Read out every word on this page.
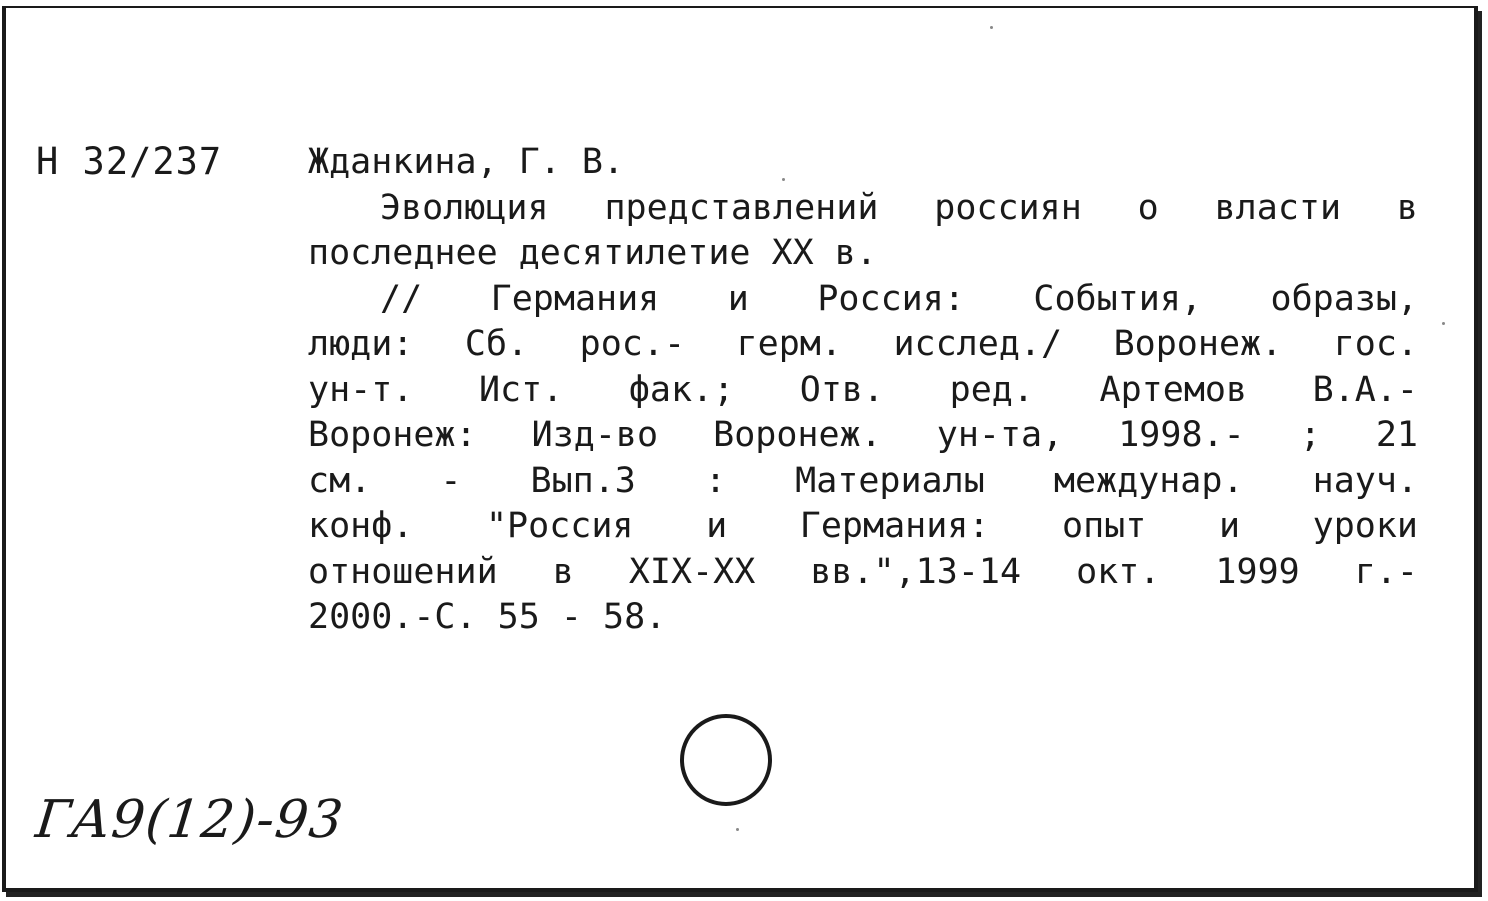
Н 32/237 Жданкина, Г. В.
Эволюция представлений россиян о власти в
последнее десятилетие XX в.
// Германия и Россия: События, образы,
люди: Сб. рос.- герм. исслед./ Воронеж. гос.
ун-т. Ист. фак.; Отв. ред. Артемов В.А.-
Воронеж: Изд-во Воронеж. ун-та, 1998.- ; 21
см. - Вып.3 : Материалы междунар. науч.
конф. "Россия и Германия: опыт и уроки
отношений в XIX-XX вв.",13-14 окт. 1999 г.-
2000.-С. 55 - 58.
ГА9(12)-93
=-=-=-=-=
WHAT TO WORK ON
Repeat the preceding records precisely, and leave every picture out of the copy.

FINISHED TASK
Read out every word on this page.
Н 32/237 Жданкина, Г. В.
Эволюция представлений россиян о власти в
последнее десятилетие XX в.
// Германия и Россия: События, образы,
люди: Сб. рос.- герм. исслед./ Воронеж. гос.
ун-т. Ист. фак.; Отв. ред. Артемов В.А.-
Воронеж: Изд-во Воронеж. ун-та, 1998.- ; 21
см. - Вып.3 : Материалы междунар. науч.
конф. "Россия и Германия: опыт и уроки
отношений в XIX-XX вв.",13-14 окт. 1999 г.-
2000.-С. 55 - 58.
ГА9(12)-93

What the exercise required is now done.